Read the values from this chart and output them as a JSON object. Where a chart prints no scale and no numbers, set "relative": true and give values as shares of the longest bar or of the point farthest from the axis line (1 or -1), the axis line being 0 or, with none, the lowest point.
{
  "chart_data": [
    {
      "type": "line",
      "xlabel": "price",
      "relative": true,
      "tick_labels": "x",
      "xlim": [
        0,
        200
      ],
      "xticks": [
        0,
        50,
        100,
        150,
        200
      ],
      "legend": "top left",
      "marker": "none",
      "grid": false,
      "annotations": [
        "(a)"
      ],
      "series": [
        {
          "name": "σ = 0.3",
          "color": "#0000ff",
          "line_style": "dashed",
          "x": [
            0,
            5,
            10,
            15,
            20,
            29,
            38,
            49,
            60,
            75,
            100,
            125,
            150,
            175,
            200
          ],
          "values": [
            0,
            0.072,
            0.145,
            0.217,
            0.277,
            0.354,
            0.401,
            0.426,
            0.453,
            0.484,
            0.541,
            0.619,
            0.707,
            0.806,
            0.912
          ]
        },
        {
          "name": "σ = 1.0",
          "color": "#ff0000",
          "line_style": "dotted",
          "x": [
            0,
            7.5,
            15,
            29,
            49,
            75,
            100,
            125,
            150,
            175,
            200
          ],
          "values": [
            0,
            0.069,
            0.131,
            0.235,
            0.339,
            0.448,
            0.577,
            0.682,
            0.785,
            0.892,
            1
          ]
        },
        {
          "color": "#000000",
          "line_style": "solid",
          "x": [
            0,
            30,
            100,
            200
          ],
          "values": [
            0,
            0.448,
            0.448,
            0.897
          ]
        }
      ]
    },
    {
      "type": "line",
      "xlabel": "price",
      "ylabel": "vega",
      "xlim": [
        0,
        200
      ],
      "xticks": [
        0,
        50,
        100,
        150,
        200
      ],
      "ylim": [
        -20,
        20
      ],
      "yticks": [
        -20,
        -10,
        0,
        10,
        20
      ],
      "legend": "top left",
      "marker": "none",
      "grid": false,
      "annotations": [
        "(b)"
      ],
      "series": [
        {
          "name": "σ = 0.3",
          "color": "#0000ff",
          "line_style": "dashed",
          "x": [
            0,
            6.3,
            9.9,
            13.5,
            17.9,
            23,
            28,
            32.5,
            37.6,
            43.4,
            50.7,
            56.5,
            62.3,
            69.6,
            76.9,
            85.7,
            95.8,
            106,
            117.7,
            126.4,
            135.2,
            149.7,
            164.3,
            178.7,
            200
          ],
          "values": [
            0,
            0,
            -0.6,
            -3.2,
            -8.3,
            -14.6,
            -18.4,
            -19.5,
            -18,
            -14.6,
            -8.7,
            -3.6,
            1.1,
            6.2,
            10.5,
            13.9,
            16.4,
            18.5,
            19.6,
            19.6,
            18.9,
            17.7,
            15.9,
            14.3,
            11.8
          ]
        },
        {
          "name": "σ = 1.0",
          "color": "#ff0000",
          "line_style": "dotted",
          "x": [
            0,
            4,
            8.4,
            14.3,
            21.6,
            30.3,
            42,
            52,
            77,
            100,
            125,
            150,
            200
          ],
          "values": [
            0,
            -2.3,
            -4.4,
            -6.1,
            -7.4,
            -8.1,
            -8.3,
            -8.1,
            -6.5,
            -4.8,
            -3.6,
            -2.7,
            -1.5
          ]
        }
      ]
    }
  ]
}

**SHORT PROBLEM:** Return the lines above exactly, keeping every word.

**CORRECT RESPONSE:**
Read the values from this chart and output them as a JSON object. Where a chart prints no scale and no numbers, set "relative": true and give values as shares of the longest bar or of the point farthest from the axis line (1 or -1), the axis line being 0 or, with none, the lowest point.
{
  "chart_data": [
    {
      "type": "line",
      "xlabel": "price",
      "relative": true,
      "tick_labels": "x",
      "xlim": [
        0,
        200
      ],
      "xticks": [
        0,
        50,
        100,
        150,
        200
      ],
      "legend": "top left",
      "marker": "none",
      "grid": false,
      "annotations": [
        "(a)"
      ],
      "series": [
        {
          "name": "σ = 0.3",
          "color": "#0000ff",
          "line_style": "dashed",
          "x": [
            0,
            5,
            10,
            15,
            20,
            29,
            38,
            49,
            60,
            75,
            100,
            125,
            150,
            175,
            200
          ],
          "values": [
            0,
            0.072,
            0.145,
            0.217,
            0.277,
            0.354,
            0.401,
            0.426,
            0.453,
            0.484,
            0.541,
            0.619,
            0.707,
            0.806,
            0.912
          ]
        },
        {
          "name": "σ = 1.0",
          "color": "#ff0000",
          "line_style": "dotted",
          "x": [
            0,
            7.5,
            15,
            29,
            49,
            75,
            100,
            125,
            150,
            175,
            200
          ],
          "values": [
            0,
            0.069,
            0.131,
            0.235,
            0.339,
            0.448,
            0.577,
            0.682,
            0.785,
            0.892,
            1
          ]
        },
        {
          "color": "#000000",
          "line_style": "solid",
          "x": [
            0,
            30,
            100,
            200
          ],
          "values": [
            0,
            0.448,
            0.448,
            0.897
          ]
        }
      ]
    },
    {
      "type": "line",
      "xlabel": "price",
      "ylabel": "vega",
      "xlim": [
        0,
        200
      ],
      "xticks": [
        0,
        50,
        100,
        150,
        200
      ],
      "ylim": [
        -20,
        20
      ],
      "yticks": [
        -20,
        -10,
        0,
        10,
        20
      ],
      "legend": "top left",
      "marker": "none",
      "grid": false,
      "annotations": [
        "(b)"
      ],
      "series": [
        {
          "name": "σ = 0.3",
          "color": "#0000ff",
          "line_style": "dashed",
          "x": [
            0,
            6.3,
            9.9,
            13.5,
            17.9,
            23,
            28,
            32.5,
            37.6,
            43.4,
            50.7,
            56.5,
            62.3,
            69.6,
            76.9,
            85.7,
            95.8,
            106,
            117.7,
            126.4,
            135.2,
            149.7,
            164.3,
            178.7,
            200
          ],
          "values": [
            0,
            0,
            -0.6,
            -3.2,
            -8.3,
            -14.6,
            -18.4,
            -19.5,
            -18,
            -14.6,
            -8.7,
            -3.6,
            1.1,
            6.2,
            10.5,
            13.9,
            16.4,
            18.5,
            19.6,
            19.6,
            18.9,
            17.7,
            15.9,
            14.3,
            11.8
          ]
        },
        {
          "name": "σ = 1.0",
          "color": "#ff0000",
          "line_style": "dotted",
          "x": [
            0,
            4,
            8.4,
            14.3,
            21.6,
            30.3,
            42,
            52,
            77,
            100,
            125,
            150,
            200
          ],
          "values": [
            0,
            -2.3,
            -4.4,
            -6.1,
            -7.4,
            -8.1,
            -8.3,
            -8.1,
            -6.5,
            -4.8,
            -3.6,
            -2.7,
            -1.5
          ]
        }
      ]
    }
  ]
}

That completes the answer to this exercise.